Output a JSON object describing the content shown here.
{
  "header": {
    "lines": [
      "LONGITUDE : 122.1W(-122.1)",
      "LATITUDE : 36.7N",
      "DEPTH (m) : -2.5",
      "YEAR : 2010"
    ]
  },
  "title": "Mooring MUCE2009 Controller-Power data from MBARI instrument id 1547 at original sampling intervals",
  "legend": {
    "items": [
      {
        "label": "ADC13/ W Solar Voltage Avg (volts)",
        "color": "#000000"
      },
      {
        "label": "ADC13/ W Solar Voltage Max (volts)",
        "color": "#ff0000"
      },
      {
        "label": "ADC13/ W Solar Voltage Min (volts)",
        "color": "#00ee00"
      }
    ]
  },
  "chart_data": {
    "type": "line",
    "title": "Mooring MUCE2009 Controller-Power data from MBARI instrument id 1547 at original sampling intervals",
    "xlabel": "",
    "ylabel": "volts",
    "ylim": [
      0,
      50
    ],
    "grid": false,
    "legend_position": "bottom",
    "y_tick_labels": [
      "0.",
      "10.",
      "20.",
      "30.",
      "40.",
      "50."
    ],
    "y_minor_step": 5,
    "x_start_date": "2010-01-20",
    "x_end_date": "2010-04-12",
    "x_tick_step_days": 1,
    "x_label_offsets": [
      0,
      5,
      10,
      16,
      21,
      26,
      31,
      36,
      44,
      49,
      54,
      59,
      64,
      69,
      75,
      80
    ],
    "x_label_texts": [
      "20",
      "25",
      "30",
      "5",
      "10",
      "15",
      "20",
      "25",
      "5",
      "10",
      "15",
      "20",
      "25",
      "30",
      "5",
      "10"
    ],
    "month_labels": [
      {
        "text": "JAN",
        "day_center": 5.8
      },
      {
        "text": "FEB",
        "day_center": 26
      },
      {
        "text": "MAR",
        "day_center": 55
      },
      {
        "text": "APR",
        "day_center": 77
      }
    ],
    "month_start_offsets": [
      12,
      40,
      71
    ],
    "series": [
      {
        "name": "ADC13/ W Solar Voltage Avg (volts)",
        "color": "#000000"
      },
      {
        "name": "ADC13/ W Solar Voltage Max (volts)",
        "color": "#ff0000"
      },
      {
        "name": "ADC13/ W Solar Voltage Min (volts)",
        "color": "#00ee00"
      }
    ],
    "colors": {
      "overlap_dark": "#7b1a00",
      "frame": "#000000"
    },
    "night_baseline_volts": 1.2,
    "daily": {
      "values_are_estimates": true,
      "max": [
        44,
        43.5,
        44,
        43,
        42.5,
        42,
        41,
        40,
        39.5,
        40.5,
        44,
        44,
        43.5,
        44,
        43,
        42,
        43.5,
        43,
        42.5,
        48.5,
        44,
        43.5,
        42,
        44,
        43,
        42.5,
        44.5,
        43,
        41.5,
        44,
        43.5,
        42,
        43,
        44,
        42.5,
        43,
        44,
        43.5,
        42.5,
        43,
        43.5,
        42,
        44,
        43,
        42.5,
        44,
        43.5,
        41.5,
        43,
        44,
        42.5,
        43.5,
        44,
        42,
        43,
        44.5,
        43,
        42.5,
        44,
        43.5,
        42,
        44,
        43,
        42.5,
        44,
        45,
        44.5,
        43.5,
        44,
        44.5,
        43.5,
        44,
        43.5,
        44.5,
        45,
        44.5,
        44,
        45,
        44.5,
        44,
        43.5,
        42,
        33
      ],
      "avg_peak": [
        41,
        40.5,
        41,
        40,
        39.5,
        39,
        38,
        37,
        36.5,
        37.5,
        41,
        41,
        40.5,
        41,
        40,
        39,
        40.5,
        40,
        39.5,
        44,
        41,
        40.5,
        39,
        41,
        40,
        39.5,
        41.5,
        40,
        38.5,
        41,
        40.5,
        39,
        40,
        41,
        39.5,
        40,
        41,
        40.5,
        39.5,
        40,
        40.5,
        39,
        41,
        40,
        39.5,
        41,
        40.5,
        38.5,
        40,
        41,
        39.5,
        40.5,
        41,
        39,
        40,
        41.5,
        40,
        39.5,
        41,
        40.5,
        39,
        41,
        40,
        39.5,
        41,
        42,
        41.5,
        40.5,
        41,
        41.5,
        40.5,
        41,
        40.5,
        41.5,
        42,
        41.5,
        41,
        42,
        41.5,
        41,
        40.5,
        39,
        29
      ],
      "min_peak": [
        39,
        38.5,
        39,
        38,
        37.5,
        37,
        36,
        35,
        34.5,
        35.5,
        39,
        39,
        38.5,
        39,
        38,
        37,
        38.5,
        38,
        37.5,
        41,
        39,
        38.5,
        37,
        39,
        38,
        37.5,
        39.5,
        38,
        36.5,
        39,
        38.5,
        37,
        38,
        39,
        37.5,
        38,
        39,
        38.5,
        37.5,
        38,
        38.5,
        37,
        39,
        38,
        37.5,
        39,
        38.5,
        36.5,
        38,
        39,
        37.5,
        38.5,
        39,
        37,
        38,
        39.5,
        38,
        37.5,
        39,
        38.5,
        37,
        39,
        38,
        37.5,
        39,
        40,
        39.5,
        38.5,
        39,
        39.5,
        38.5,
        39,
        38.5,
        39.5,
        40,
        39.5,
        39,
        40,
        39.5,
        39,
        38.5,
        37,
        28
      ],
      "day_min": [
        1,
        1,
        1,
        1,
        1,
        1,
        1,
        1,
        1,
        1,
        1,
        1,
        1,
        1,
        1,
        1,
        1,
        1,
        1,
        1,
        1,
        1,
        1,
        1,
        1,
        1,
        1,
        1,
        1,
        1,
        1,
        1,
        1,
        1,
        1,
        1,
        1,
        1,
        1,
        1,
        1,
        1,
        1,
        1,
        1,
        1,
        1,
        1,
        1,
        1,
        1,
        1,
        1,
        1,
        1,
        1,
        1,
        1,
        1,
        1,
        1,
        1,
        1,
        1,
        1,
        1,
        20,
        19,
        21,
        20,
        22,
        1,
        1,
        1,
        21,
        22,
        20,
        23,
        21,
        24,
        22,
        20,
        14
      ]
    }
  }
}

(What you will do) Extract each line of the listing above, copying it word for word.

(Problem solution)
Output a JSON object describing the content shown here.
{
  "header": {
    "lines": [
      "LONGITUDE : 122.1W(-122.1)",
      "LATITUDE : 36.7N",
      "DEPTH (m) : -2.5",
      "YEAR : 2010"
    ]
  },
  "title": "Mooring MUCE2009 Controller-Power data from MBARI instrument id 1547 at original sampling intervals",
  "legend": {
    "items": [
      {
        "label": "ADC13/ W Solar Voltage Avg (volts)",
        "color": "#000000"
      },
      {
        "label": "ADC13/ W Solar Voltage Max (volts)",
        "color": "#ff0000"
      },
      {
        "label": "ADC13/ W Solar Voltage Min (volts)",
        "color": "#00ee00"
      }
    ]
  },
  "chart_data": {
    "type": "line",
    "title": "Mooring MUCE2009 Controller-Power data from MBARI instrument id 1547 at original sampling intervals",
    "xlabel": "",
    "ylabel": "volts",
    "ylim": [
      0,
      50
    ],
    "grid": false,
    "legend_position": "bottom",
    "y_tick_labels": [
      "0.",
      "10.",
      "20.",
      "30.",
      "40.",
      "50."
    ],
    "y_minor_step": 5,
    "x_start_date": "2010-01-20",
    "x_end_date": "2010-04-12",
    "x_tick_step_days": 1,
    "x_label_offsets": [
      0,
      5,
      10,
      16,
      21,
      26,
      31,
      36,
      44,
      49,
      54,
      59,
      64,
      69,
      75,
      80
    ],
    "x_label_texts": [
      "20",
      "25",
      "30",
      "5",
      "10",
      "15",
      "20",
      "25",
      "5",
      "10",
      "15",
      "20",
      "25",
      "30",
      "5",
      "10"
    ],
    "month_labels": [
      {
        "text": "JAN",
        "day_center": 5.8
      },
      {
        "text": "FEB",
        "day_center": 26
      },
      {
        "text": "MAR",
        "day_center": 55
      },
      {
        "text": "APR",
        "day_center": 77
      }
    ],
    "month_start_offsets": [
      12,
      40,
      71
    ],
    "series": [
      {
        "name": "ADC13/ W Solar Voltage Avg (volts)",
        "color": "#000000"
      },
      {
        "name": "ADC13/ W Solar Voltage Max (volts)",
        "color": "#ff0000"
      },
      {
        "name": "ADC13/ W Solar Voltage Min (volts)",
        "color": "#00ee00"
      }
    ],
    "colors": {
      "overlap_dark": "#7b1a00",
      "frame": "#000000"
    },
    "night_baseline_volts": 1.2,
    "daily": {
      "values_are_estimates": true,
      "max": [
        44,
        43.5,
        44,
        43,
        42.5,
        42,
        41,
        40,
        39.5,
        40.5,
        44,
        44,
        43.5,
        44,
        43,
        42,
        43.5,
        43,
        42.5,
        48.5,
        44,
        43.5,
        42,
        44,
        43,
        42.5,
        44.5,
        43,
        41.5,
        44,
        43.5,
        42,
        43,
        44,
        42.5,
        43,
        44,
        43.5,
        42.5,
        43,
        43.5,
        42,
        44,
        43,
        42.5,
        44,
        43.5,
        41.5,
        43,
        44,
        42.5,
        43.5,
        44,
        42,
        43,
        44.5,
        43,
        42.5,
        44,
        43.5,
        42,
        44,
        43,
        42.5,
        44,
        45,
        44.5,
        43.5,
        44,
        44.5,
        43.5,
        44,
        43.5,
        44.5,
        45,
        44.5,
        44,
        45,
        44.5,
        44,
        43.5,
        42,
        33
      ],
      "avg_peak": [
        41,
        40.5,
        41,
        40,
        39.5,
        39,
        38,
        37,
        36.5,
        37.5,
        41,
        41,
        40.5,
        41,
        40,
        39,
        40.5,
        40,
        39.5,
        44,
        41,
        40.5,
        39,
        41,
        40,
        39.5,
        41.5,
        40,
        38.5,
        41,
        40.5,
        39,
        40,
        41,
        39.5,
        40,
        41,
        40.5,
        39.5,
        40,
        40.5,
        39,
        41,
        40,
        39.5,
        41,
        40.5,
        38.5,
        40,
        41,
        39.5,
        40.5,
        41,
        39,
        40,
        41.5,
        40,
        39.5,
        41,
        40.5,
        39,
        41,
        40,
        39.5,
        41,
        42,
        41.5,
        40.5,
        41,
        41.5,
        40.5,
        41,
        40.5,
        41.5,
        42,
        41.5,
        41,
        42,
        41.5,
        41,
        40.5,
        39,
        29
      ],
      "min_peak": [
        39,
        38.5,
        39,
        38,
        37.5,
        37,
        36,
        35,
        34.5,
        35.5,
        39,
        39,
        38.5,
        39,
        38,
        37,
        38.5,
        38,
        37.5,
        41,
        39,
        38.5,
        37,
        39,
        38,
        37.5,
        39.5,
        38,
        36.5,
        39,
        38.5,
        37,
        38,
        39,
        37.5,
        38,
        39,
        38.5,
        37.5,
        38,
        38.5,
        37,
        39,
        38,
        37.5,
        39,
        38.5,
        36.5,
        38,
        39,
        37.5,
        38.5,
        39,
        37,
        38,
        39.5,
        38,
        37.5,
        39,
        38.5,
        37,
        39,
        38,
        37.5,
        39,
        40,
        39.5,
        38.5,
        39,
        39.5,
        38.5,
        39,
        38.5,
        39.5,
        40,
        39.5,
        39,
        40,
        39.5,
        39,
        38.5,
        37,
        28
      ],
      "day_min": [
        1,
        1,
        1,
        1,
        1,
        1,
        1,
        1,
        1,
        1,
        1,
        1,
        1,
        1,
        1,
        1,
        1,
        1,
        1,
        1,
        1,
        1,
        1,
        1,
        1,
        1,
        1,
        1,
        1,
        1,
        1,
        1,
        1,
        1,
        1,
        1,
        1,
        1,
        1,
        1,
        1,
        1,
        1,
        1,
        1,
        1,
        1,
        1,
        1,
        1,
        1,
        1,
        1,
        1,
        1,
        1,
        1,
        1,
        1,
        1,
        1,
        1,
        1,
        1,
        1,
        1,
        20,
        19,
        21,
        20,
        22,
        1,
        1,
        1,
        21,
        22,
        20,
        23,
        21,
        24,
        22,
        20,
        14
      ]
    }
  }
}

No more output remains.